**Written problem**
Scan the records and identify every line in which the string "color" occurs, then return those lines.

Start of Material for this task

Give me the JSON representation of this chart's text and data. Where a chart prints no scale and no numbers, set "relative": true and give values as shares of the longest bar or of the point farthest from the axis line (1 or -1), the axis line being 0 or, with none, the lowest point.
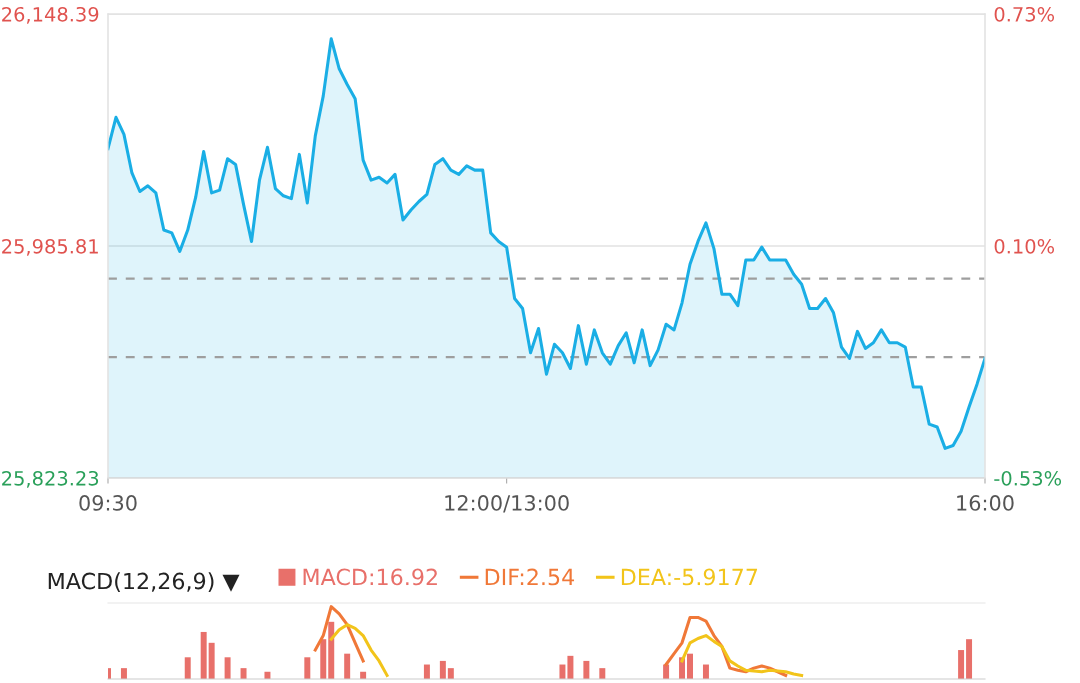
{
  "chart_data": [
    {
      "type": "area",
      "categories": [
        "09:30",
        null,
        null,
        null,
        null,
        null,
        null,
        null,
        null,
        null,
        null,
        null,
        null,
        null,
        null,
        null,
        null,
        null,
        null,
        null,
        null,
        null,
        null,
        null,
        null,
        null,
        null,
        null,
        null,
        null,
        null,
        null,
        null,
        null,
        null,
        null,
        null,
        null,
        null,
        null,
        null,
        null,
        null,
        null,
        null,
        null,
        null,
        null,
        null,
        null,
        "12:00/13:00",
        null,
        null,
        null,
        null,
        null,
        null,
        null,
        null,
        null,
        null,
        null,
        null,
        null,
        null,
        null,
        null,
        null,
        null,
        null,
        null,
        null,
        null,
        null,
        null,
        null,
        null,
        null,
        null,
        null,
        null,
        null,
        null,
        null,
        null,
        null,
        null,
        null,
        null,
        null,
        null,
        null,
        null,
        null,
        null,
        null,
        null,
        null,
        null,
        null,
        null,
        null,
        null,
        null,
        null,
        null,
        null,
        null,
        null,
        null,
        "16:00"
      ],
      "series": [
        {
          "color": "#1aaee5",
          "values": [
            26054,
            26076,
            26064,
            26037,
            26024,
            26028,
            26023,
            25997,
            25995,
            25982,
            25997,
            26020,
            26052,
            26023,
            26025,
            26047,
            26043,
            26015,
            25989,
            26032,
            26055,
            26026,
            26021,
            26019,
            26050,
            26016,
            26063,
            26091,
            26131,
            26110,
            26099,
            26089,
            26046,
            26032,
            26034,
            26030,
            26036,
            26004,
            26011,
            26017,
            26022,
            26043,
            26047,
            26039,
            26036,
            26042,
            26039,
            26039,
            25995,
            25989,
            25985,
            25949,
            25942,
            25911,
            25928,
            25896,
            25917,
            25911,
            25900,
            25930,
            25903,
            25927,
            25911,
            25903,
            25916,
            25925,
            25904,
            25927,
            25902,
            25913,
            25931,
            25927,
            25946,
            25973,
            25989,
            26002,
            25984,
            25952,
            25952,
            25944,
            25976,
            25976,
            25985,
            25976,
            25976,
            25976,
            25966,
            25959,
            25942,
            25942,
            25949,
            25939,
            25915,
            25907,
            25926,
            25914,
            25918,
            25927,
            25918,
            25918,
            25915,
            25887,
            25887,
            25861,
            25859,
            25844,
            25846,
            25856,
            25873,
            25889,
            25907
          ]
        }
      ],
      "ylim": [
        25823.23,
        26148.39
      ],
      "yticks": [
        {
          "value": 25823.23,
          "label": "25,823.23"
        },
        {
          "value": 25985.81,
          "label": "25,985.81"
        },
        {
          "value": 26148.39,
          "label": "26,148.39"
        }
      ],
      "y2lim": [
        -0.53,
        0.73
      ],
      "y2ticks": [
        {
          "value": -0.53,
          "label": "-0.53%"
        },
        {
          "value": 0.1,
          "label": "0.10%"
        },
        {
          "value": 0.73,
          "label": "0.73%"
        }
      ],
      "ref_lines": [
        {
          "axis": "y",
          "value": 25963,
          "color": "#9e9e9e",
          "line_style": "dashed"
        },
        {
          "axis": "y",
          "value": 25908,
          "color": "#9e9e9e",
          "line_style": "dashed"
        }
      ],
      "grid": "y"
    },
    {
      "type": "bar",
      "title": "MACD(12,26,9) ▼",
      "relative": true,
      "legend": "top",
      "categories": [
        null,
        null,
        null,
        null,
        null,
        null,
        null,
        null,
        null,
        null,
        null,
        null,
        null,
        null,
        null,
        null,
        null,
        null,
        null,
        null,
        null,
        null,
        null,
        null,
        null,
        null,
        null,
        null,
        null,
        null,
        null,
        null,
        null,
        null,
        null,
        null,
        null,
        null,
        null,
        null,
        null,
        null,
        null,
        null,
        null,
        null,
        null,
        null,
        null,
        null,
        null,
        null,
        null,
        null,
        null,
        null,
        null,
        null,
        null,
        null,
        null,
        null,
        null,
        null,
        null,
        null,
        null,
        null,
        null,
        null,
        null,
        null,
        null,
        null,
        null,
        null,
        null,
        null,
        null,
        null,
        null,
        null,
        null,
        null,
        null,
        null,
        null,
        null,
        null,
        null,
        null,
        null,
        null,
        null,
        null,
        null,
        null,
        null,
        null,
        null,
        null,
        null,
        null,
        null,
        null,
        null,
        null,
        null,
        null,
        null,
        null
      ],
      "series": [
        {
          "name": "MACD:16.92",
          "type": "bar",
          "color": "#e8706a",
          "values": [
            0.15,
            null,
            0.15,
            null,
            null,
            null,
            null,
            null,
            null,
            null,
            0.3,
            null,
            0.65,
            0.5,
            null,
            0.3,
            null,
            0.15,
            null,
            null,
            0.1,
            null,
            null,
            null,
            null,
            0.3,
            null,
            0.55,
            0.79,
            null,
            0.35,
            null,
            0.1,
            null,
            null,
            null,
            null,
            null,
            null,
            null,
            0.2,
            null,
            0.25,
            0.15,
            null,
            null,
            null,
            null,
            null,
            null,
            null,
            null,
            null,
            null,
            null,
            null,
            null,
            0.2,
            0.32,
            null,
            0.25,
            null,
            0.15,
            null,
            null,
            null,
            null,
            null,
            null,
            null,
            0.2,
            null,
            0.3,
            0.35,
            null,
            0.2,
            null,
            null,
            null,
            null,
            null,
            null,
            null,
            null,
            null,
            null,
            null,
            null,
            null,
            null,
            null,
            null,
            null,
            null,
            null,
            null,
            null,
            null,
            null,
            null,
            null,
            null,
            null,
            null,
            null,
            null,
            null,
            0.4,
            0.55,
            null,
            null
          ]
        },
        {
          "name": "DIF:2.54",
          "type": "line",
          "color": "#f07838",
          "values": [
            null,
            null,
            null,
            null,
            null,
            null,
            null,
            null,
            null,
            null,
            null,
            null,
            null,
            null,
            null,
            null,
            null,
            null,
            null,
            null,
            null,
            null,
            null,
            null,
            null,
            null,
            0.4,
            0.6,
            1.0,
            0.9,
            0.75,
            0.5,
            0.25,
            null,
            null,
            null,
            null,
            null,
            null,
            null,
            null,
            null,
            null,
            null,
            null,
            null,
            null,
            null,
            null,
            null,
            null,
            null,
            null,
            null,
            null,
            null,
            null,
            null,
            null,
            null,
            null,
            null,
            null,
            null,
            null,
            null,
            null,
            null,
            null,
            null,
            0.2,
            0.35,
            0.5,
            0.85,
            0.85,
            0.8,
            0.6,
            0.45,
            0.15,
            0.12,
            0.1,
            0.15,
            0.18,
            0.15,
            0.1,
            0.05,
            null,
            null,
            null,
            null,
            null,
            null,
            null,
            null,
            null,
            null,
            null,
            null,
            null,
            null,
            null,
            null,
            null,
            null,
            null,
            null,
            null,
            null,
            null,
            null,
            null
          ]
        },
        {
          "name": "DEA:-5.9177",
          "type": "line",
          "color": "#f2c41a",
          "values": [
            null,
            null,
            null,
            null,
            null,
            null,
            null,
            null,
            null,
            null,
            null,
            null,
            null,
            null,
            null,
            null,
            null,
            null,
            null,
            null,
            null,
            null,
            null,
            null,
            null,
            null,
            null,
            null,
            0.55,
            0.68,
            0.75,
            0.7,
            0.6,
            0.4,
            0.25,
            0.05,
            null,
            null,
            null,
            null,
            null,
            null,
            null,
            null,
            null,
            null,
            null,
            null,
            null,
            null,
            null,
            null,
            null,
            null,
            null,
            null,
            null,
            null,
            null,
            null,
            null,
            null,
            null,
            null,
            null,
            null,
            null,
            null,
            null,
            null,
            null,
            null,
            0.25,
            0.5,
            0.56,
            0.6,
            0.52,
            0.45,
            0.25,
            0.18,
            0.12,
            0.11,
            0.1,
            0.12,
            0.11,
            0.1,
            0.07,
            0.05,
            null,
            null,
            null,
            null,
            null,
            null,
            null,
            null,
            null,
            null,
            null,
            null,
            null,
            null,
            null,
            null,
            null,
            null,
            null,
            null,
            null,
            null,
            null
          ]
        }
      ]
    }
  ]
}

End of Material for this task

**Full solution**
          "color": "#1aaee5",
          "color": "#9e9e9e",
          "color": "#9e9e9e",
          "color": "#e8706a",
          "color": "#f07838",
          "color": "#f2c41a",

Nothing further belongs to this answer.